[Problem to work on]
Retype all the records with nothing changed.

[Supplied material]
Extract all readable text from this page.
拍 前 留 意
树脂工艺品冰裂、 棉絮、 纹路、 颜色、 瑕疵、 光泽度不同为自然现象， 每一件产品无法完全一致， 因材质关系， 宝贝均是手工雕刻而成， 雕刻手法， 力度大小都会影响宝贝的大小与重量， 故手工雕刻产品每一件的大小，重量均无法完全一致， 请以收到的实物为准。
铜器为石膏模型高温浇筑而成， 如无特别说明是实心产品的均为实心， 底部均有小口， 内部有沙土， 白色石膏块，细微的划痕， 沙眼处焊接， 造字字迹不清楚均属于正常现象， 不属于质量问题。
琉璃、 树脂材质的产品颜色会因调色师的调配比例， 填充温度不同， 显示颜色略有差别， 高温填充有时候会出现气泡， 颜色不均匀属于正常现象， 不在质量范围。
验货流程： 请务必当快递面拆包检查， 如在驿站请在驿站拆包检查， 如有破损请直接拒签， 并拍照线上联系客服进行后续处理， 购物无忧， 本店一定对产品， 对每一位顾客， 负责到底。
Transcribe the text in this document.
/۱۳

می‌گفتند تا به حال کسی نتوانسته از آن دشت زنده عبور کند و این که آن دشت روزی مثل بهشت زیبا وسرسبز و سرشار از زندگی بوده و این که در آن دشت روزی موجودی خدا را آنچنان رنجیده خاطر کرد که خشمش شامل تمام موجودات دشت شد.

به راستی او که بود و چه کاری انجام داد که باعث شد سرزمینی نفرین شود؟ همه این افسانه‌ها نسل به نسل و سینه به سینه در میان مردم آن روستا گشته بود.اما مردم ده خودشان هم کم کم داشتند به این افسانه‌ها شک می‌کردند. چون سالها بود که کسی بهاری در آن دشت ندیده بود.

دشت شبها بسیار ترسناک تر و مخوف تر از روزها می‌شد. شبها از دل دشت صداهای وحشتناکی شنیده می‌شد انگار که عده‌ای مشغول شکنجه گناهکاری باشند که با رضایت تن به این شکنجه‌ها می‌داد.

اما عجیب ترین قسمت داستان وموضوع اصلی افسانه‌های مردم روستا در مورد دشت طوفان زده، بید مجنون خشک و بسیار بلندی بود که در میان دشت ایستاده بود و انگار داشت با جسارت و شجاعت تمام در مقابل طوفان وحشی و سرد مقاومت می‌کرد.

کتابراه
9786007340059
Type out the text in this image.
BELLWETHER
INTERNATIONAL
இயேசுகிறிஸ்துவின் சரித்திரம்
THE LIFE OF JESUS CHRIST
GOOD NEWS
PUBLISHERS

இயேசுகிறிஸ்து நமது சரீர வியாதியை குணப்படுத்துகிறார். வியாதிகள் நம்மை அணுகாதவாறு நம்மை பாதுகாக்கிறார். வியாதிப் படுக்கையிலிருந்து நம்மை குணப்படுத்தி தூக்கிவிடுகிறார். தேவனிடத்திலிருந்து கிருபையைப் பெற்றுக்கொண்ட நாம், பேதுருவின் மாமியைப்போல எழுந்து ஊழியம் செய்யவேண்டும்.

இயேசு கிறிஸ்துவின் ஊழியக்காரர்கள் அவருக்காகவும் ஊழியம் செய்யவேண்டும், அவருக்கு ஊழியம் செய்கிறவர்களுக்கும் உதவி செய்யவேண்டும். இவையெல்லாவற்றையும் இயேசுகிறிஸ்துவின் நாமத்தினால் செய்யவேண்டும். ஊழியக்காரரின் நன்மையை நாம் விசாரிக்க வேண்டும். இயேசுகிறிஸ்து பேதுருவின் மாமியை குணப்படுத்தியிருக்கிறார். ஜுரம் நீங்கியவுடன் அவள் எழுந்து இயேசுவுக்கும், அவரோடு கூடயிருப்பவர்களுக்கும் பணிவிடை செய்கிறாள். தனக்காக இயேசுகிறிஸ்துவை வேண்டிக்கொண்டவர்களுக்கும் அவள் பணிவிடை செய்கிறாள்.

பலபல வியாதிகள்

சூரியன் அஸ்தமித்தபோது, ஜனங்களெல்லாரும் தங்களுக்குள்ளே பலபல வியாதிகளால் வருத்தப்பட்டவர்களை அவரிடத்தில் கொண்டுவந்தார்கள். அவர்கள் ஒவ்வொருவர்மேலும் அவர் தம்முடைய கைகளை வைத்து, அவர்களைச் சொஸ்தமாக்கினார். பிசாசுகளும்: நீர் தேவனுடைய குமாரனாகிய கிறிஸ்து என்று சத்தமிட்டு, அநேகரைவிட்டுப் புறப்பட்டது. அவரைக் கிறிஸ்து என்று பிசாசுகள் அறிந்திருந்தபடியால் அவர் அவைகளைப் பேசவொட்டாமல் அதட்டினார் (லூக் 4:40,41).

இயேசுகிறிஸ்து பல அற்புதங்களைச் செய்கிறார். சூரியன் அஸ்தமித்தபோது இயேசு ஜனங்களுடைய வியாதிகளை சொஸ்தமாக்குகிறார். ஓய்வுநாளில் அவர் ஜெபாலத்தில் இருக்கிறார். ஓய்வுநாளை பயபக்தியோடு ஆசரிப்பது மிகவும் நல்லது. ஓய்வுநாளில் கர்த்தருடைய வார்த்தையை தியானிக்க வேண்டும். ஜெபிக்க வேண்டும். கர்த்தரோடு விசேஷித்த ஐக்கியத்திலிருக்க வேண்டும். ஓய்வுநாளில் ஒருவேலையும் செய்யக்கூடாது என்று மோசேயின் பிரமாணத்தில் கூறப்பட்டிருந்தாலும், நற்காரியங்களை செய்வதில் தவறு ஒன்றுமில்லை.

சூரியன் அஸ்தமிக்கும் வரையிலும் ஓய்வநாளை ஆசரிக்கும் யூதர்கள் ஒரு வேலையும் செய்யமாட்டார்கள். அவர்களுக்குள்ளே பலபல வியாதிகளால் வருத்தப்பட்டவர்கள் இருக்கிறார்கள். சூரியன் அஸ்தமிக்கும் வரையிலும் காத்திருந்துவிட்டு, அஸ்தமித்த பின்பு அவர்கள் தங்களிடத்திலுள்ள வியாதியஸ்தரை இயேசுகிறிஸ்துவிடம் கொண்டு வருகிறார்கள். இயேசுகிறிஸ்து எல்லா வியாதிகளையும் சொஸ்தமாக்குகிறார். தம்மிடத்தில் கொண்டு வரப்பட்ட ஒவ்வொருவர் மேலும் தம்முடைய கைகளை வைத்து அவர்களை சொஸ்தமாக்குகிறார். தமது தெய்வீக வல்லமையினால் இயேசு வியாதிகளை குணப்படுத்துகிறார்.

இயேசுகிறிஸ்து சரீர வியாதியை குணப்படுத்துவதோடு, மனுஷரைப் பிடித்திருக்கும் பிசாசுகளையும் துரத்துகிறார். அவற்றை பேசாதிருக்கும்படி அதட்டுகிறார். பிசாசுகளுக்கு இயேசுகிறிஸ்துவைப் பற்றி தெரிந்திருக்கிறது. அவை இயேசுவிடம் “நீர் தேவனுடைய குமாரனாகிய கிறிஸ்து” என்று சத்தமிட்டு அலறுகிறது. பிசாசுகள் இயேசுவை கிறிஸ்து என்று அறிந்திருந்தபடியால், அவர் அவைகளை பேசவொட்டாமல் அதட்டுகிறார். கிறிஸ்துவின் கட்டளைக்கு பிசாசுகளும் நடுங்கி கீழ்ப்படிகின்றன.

[Answer to this exercise]
Extract all readable text from this page.
拍 前 留 意
树脂工艺品冰裂、 棉絮、 纹路、 颜色、 瑕疵、 光泽度不同为自然现象， 每一件产品无法完全一致， 因材质关系， 宝贝均是手工雕刻而成， 雕刻手法， 力度大小都会影响宝贝的大小与重量， 故手工雕刻产品每一件的大小，重量均无法完全一致， 请以收到的实物为准。
铜器为石膏模型高温浇筑而成， 如无特别说明是实心产品的均为实心， 底部均有小口， 内部有沙土， 白色石膏块，细微的划痕， 沙眼处焊接， 造字字迹不清楚均属于正常现象， 不属于质量问题。
琉璃、 树脂材质的产品颜色会因调色师的调配比例， 填充温度不同， 显示颜色略有差别， 高温填充有时候会出现气泡， 颜色不均匀属于正常现象， 不在质量范围。
验货流程： 请务必当快递面拆包检查， 如在驿站请在驿站拆包检查， 如有破损请直接拒签， 并拍照线上联系客服进行后续处理， 购物无忧， 本店一定对产品， 对每一位顾客， 负责到底。
Transcribe the text in this document.
/۱۳

می‌گفتند تا به حال کسی نتوانسته از آن دشت زنده عبور کند و این که آن دشت روزی مثل بهشت زیبا وسرسبز و سرشار از زندگی بوده و این که در آن دشت روزی موجودی خدا را آنچنان رنجیده خاطر کرد که خشمش شامل تمام موجودات دشت شد.

به راستی او که بود و چه کاری انجام داد که باعث شد سرزمینی نفرین شود؟ همه این افسانه‌ها نسل به نسل و سینه به سینه در میان مردم آن روستا گشته بود.اما مردم ده خودشان هم کم کم داشتند به این افسانه‌ها شک می‌کردند. چون سالها بود که کسی بهاری در آن دشت ندیده بود.

دشت شبها بسیار ترسناک تر و مخوف تر از روزها می‌شد. شبها از دل دشت صداهای وحشتناکی شنیده می‌شد انگار که عده‌ای مشغول شکنجه گناهکاری باشند که با رضایت تن به این شکنجه‌ها می‌داد.

اما عجیب ترین قسمت داستان وموضوع اصلی افسانه‌های مردم روستا در مورد دشت طوفان زده، بید مجنون خشک و بسیار بلندی بود که در میان دشت ایستاده بود و انگار داشت با جسارت و شجاعت تمام در مقابل طوفان وحشی و سرد مقاومت می‌کرد.

کتابراه
9786007340059
Type out the text in this image.
BELLWETHER
INTERNATIONAL
இயேசுகிறிஸ்துவின் சரித்திரம்
THE LIFE OF JESUS CHRIST
GOOD NEWS
PUBLISHERS

இயேசுகிறிஸ்து நமது சரீர வியாதியை குணப்படுத்துகிறார். வியாதிகள் நம்மை அணுகாதவாறு நம்மை பாதுகாக்கிறார். வியாதிப் படுக்கையிலிருந்து நம்மை குணப்படுத்தி தூக்கிவிடுகிறார். தேவனிடத்திலிருந்து கிருபையைப் பெற்றுக்கொண்ட நாம், பேதுருவின் மாமியைப்போல எழுந்து ஊழியம் செய்யவேண்டும்.

இயேசு கிறிஸ்துவின் ஊழியக்காரர்கள் அவருக்காகவும் ஊழியம் செய்யவேண்டும், அவருக்கு ஊழியம் செய்கிறவர்களுக்கும் உதவி செய்யவேண்டும். இவையெல்லாவற்றையும் இயேசுகிறிஸ்துவின் நாமத்தினால் செய்யவேண்டும். ஊழியக்காரரின் நன்மையை நாம் விசாரிக்க வேண்டும். இயேசுகிறிஸ்து பேதுருவின் மாமியை குணப்படுத்தியிருக்கிறார். ஜுரம் நீங்கியவுடன் அவள் எழுந்து இயேசுவுக்கும், அவரோடு கூடயிருப்பவர்களுக்கும் பணிவிடை செய்கிறாள். தனக்காக இயேசுகிறிஸ்துவை வேண்டிக்கொண்டவர்களுக்கும் அவள் பணிவிடை செய்கிறாள்.

பலபல வியாதிகள்

சூரியன் அஸ்தமித்தபோது, ஜனங்களெல்லாரும் தங்களுக்குள்ளே பலபல வியாதிகளால் வருத்தப்பட்டவர்களை அவரிடத்தில் கொண்டுவந்தார்கள். அவர்கள் ஒவ்வொருவர்மேலும் அவர் தம்முடைய கைகளை வைத்து, அவர்களைச் சொஸ்தமாக்கினார். பிசாசுகளும்: நீர் தேவனுடைய குமாரனாகிய கிறிஸ்து என்று சத்தமிட்டு, அநேகரைவிட்டுப் புறப்பட்டது. அவரைக் கிறிஸ்து என்று பிசாசுகள் அறிந்திருந்தபடியால் அவர் அவைகளைப் பேசவொட்டாமல் அதட்டினார் (லூக் 4:40,41).

இயேசுகிறிஸ்து பல அற்புதங்களைச் செய்கிறார். சூரியன் அஸ்தமித்தபோது இயேசு ஜனங்களுடைய வியாதிகளை சொஸ்தமாக்குகிறார். ஓய்வுநாளில் அவர் ஜெபாலத்தில் இருக்கிறார். ஓய்வுநாளை பயபக்தியோடு ஆசரிப்பது மிகவும் நல்லது. ஓய்வுநாளில் கர்த்தருடைய வார்த்தையை தியானிக்க வேண்டும். ஜெபிக்க வேண்டும். கர்த்தரோடு விசேஷித்த ஐக்கியத்திலிருக்க வேண்டும். ஓய்வுநாளில் ஒருவேலையும் செய்யக்கூடாது என்று மோசேயின் பிரமாணத்தில் கூறப்பட்டிருந்தாலும், நற்காரியங்களை செய்வதில் தவறு ஒன்றுமில்லை.

சூரியன் அஸ்தமிக்கும் வரையிலும் ஓய்வநாளை ஆசரிக்கும் யூதர்கள் ஒரு வேலையும் செய்யமாட்டார்கள். அவர்களுக்குள்ளே பலபல வியாதிகளால் வருத்தப்பட்டவர்கள் இருக்கிறார்கள். சூரியன் அஸ்தமிக்கும் வரையிலும் காத்திருந்துவிட்டு, அஸ்தமித்த பின்பு அவர்கள் தங்களிடத்திலுள்ள வியாதியஸ்தரை இயேசுகிறிஸ்துவிடம் கொண்டு வருகிறார்கள். இயேசுகிறிஸ்து எல்லா வியாதிகளையும் சொஸ்தமாக்குகிறார். தம்மிடத்தில் கொண்டு வரப்பட்ட ஒவ்வொருவர் மேலும் தம்முடைய கைகளை வைத்து அவர்களை சொஸ்தமாக்குகிறார். தமது தெய்வீக வல்லமையினால் இயேசு வியாதிகளை குணப்படுத்துகிறார்.

இயேசுகிறிஸ்து சரீர வியாதியை குணப்படுத்துவதோடு, மனுஷரைப் பிடித்திருக்கும் பிசாசுகளையும் துரத்துகிறார். அவற்றை பேசாதிருக்கும்படி அதட்டுகிறார். பிசாசுகளுக்கு இயேசுகிறிஸ்துவைப் பற்றி தெரிந்திருக்கிறது. அவை இயேசுவிடம் “நீர் தேவனுடைய குமாரனாகிய கிறிஸ்து” என்று சத்தமிட்டு அலறுகிறது. பிசாசுகள் இயேசுவை கிறிஸ்து என்று அறிந்திருந்தபடியால், அவர் அவைகளை பேசவொட்டாமல் அதட்டுகிறார். கிறிஸ்துவின் கட்டளைக்கு பிசாசுகளும் நடுங்கி கீழ்ப்படிகின்றன.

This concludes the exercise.